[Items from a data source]
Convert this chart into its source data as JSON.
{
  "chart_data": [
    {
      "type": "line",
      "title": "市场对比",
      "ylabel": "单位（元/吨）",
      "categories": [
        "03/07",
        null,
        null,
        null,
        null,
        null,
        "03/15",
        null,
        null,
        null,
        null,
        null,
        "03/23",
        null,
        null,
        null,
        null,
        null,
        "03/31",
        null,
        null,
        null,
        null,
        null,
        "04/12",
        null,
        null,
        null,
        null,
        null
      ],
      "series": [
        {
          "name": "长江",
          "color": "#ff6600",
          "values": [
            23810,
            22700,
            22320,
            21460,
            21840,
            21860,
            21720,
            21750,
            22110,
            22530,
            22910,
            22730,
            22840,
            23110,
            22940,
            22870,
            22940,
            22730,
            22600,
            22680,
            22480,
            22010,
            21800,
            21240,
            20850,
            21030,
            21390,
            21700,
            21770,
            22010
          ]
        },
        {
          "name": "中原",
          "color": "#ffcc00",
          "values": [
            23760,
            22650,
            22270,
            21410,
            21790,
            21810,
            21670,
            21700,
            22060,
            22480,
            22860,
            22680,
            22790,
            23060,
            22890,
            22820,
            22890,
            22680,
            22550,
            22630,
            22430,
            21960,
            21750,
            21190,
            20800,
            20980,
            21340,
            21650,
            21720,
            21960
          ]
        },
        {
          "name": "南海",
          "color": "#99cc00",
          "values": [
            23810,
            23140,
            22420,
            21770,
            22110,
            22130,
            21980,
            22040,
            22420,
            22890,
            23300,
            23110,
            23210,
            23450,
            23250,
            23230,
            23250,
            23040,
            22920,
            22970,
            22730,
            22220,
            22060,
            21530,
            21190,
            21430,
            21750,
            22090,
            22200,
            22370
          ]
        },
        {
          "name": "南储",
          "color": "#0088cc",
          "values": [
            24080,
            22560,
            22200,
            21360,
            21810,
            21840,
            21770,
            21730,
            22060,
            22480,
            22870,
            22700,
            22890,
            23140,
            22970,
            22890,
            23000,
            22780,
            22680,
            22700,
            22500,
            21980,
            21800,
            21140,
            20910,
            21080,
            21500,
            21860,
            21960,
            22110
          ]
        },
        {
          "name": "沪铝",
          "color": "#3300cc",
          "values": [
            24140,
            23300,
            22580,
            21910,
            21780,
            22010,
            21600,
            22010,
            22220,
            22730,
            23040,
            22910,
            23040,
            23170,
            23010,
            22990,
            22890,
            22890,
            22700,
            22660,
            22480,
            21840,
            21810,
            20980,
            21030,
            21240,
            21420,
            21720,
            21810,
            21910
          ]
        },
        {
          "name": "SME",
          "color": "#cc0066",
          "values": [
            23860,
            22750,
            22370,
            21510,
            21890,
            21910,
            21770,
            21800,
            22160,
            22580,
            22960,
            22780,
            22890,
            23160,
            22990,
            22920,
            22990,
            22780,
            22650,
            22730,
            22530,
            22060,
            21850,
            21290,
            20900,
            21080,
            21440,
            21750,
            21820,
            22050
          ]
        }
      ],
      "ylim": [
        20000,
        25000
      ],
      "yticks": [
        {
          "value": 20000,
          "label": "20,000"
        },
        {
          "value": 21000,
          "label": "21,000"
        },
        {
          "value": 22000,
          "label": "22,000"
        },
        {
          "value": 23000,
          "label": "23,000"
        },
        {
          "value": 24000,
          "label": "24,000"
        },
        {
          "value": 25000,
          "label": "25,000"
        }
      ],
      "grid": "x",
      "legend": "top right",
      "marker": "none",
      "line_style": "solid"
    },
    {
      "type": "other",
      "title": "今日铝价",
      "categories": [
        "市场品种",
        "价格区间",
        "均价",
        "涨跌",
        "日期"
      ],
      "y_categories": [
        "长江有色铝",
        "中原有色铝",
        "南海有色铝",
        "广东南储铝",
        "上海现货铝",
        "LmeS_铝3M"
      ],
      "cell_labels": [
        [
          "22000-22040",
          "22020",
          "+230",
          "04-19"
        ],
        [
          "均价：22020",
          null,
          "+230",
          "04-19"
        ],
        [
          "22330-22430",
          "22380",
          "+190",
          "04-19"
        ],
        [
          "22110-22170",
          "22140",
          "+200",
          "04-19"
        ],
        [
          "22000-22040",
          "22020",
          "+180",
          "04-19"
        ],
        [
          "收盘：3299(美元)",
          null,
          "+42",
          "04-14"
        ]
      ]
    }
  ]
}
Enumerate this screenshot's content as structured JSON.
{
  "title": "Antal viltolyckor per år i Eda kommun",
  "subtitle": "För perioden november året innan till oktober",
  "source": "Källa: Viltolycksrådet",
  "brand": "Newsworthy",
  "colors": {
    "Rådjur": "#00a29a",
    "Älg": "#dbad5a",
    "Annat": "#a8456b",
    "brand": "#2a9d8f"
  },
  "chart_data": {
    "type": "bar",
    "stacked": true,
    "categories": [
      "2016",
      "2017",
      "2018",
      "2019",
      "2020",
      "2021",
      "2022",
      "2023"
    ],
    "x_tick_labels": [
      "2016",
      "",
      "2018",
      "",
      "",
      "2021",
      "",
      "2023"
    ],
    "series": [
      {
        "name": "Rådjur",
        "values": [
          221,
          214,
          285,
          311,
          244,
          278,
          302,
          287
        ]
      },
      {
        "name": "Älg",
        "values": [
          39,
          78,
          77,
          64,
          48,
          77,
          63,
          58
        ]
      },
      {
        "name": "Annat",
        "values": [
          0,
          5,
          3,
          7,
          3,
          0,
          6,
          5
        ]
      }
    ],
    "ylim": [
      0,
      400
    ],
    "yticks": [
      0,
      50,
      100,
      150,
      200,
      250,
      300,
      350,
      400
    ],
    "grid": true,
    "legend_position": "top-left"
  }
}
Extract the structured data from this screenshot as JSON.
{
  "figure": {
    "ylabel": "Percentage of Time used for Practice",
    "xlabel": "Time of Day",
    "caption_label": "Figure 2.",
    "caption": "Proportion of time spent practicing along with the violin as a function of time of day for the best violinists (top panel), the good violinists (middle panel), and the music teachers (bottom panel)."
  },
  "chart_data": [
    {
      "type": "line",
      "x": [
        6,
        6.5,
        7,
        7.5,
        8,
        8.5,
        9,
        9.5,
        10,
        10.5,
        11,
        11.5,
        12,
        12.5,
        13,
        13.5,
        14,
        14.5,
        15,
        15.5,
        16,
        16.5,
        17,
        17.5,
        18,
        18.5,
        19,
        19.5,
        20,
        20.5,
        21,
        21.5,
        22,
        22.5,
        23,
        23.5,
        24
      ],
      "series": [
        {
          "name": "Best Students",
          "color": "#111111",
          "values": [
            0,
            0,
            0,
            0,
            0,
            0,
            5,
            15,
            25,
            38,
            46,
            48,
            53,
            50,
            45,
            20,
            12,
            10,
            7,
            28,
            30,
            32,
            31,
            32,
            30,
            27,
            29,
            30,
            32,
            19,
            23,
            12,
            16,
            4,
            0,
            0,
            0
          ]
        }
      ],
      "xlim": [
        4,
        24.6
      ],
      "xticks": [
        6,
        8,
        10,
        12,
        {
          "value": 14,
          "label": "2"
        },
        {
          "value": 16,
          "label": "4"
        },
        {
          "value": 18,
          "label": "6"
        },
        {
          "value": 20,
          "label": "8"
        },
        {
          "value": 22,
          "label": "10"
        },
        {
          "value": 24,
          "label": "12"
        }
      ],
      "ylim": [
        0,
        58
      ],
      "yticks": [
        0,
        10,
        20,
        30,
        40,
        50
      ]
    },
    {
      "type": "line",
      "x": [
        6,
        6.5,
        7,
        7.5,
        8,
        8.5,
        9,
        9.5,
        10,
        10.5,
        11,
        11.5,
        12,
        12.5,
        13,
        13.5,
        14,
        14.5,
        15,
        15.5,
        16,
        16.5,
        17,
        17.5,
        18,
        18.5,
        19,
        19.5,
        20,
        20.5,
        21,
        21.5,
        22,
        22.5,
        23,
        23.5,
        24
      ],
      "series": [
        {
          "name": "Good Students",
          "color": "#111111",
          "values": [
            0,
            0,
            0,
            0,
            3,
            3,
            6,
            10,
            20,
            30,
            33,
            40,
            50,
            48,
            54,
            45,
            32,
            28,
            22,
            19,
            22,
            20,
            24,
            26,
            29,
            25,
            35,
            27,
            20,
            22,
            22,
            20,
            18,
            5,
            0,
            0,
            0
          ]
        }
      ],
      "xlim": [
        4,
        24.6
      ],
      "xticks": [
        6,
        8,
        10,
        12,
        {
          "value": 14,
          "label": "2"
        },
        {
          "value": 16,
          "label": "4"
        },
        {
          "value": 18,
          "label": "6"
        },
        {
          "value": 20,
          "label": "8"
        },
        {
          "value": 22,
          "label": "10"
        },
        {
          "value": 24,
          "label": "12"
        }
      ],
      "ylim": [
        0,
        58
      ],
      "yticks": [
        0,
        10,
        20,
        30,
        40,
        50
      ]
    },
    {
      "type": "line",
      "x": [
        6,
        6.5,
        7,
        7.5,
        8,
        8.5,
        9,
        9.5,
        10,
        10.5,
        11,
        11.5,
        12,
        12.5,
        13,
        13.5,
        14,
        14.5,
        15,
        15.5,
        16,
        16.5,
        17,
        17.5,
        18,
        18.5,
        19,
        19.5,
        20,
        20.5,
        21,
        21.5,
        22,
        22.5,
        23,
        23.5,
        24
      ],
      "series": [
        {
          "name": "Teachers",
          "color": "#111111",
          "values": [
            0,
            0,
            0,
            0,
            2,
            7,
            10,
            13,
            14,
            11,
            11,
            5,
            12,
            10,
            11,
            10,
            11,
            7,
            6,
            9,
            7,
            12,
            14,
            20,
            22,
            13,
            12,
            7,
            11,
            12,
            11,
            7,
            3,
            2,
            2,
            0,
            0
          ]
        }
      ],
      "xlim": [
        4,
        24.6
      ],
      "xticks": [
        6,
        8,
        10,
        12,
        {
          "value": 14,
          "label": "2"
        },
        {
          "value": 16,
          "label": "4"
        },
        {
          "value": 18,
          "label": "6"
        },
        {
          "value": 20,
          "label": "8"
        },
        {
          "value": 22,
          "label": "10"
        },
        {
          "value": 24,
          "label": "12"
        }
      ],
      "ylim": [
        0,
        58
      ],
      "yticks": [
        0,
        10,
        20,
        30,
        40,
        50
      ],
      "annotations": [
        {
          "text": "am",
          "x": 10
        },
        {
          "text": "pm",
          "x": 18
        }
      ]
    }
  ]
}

Work to be completed: Using the records given above, list every line that includes the word "this".

Output below:
Convert this chart into its source data as JSON.
Enumerate this screenshot's content as structured JSON.
Extract the structured data from this screenshot as JSON.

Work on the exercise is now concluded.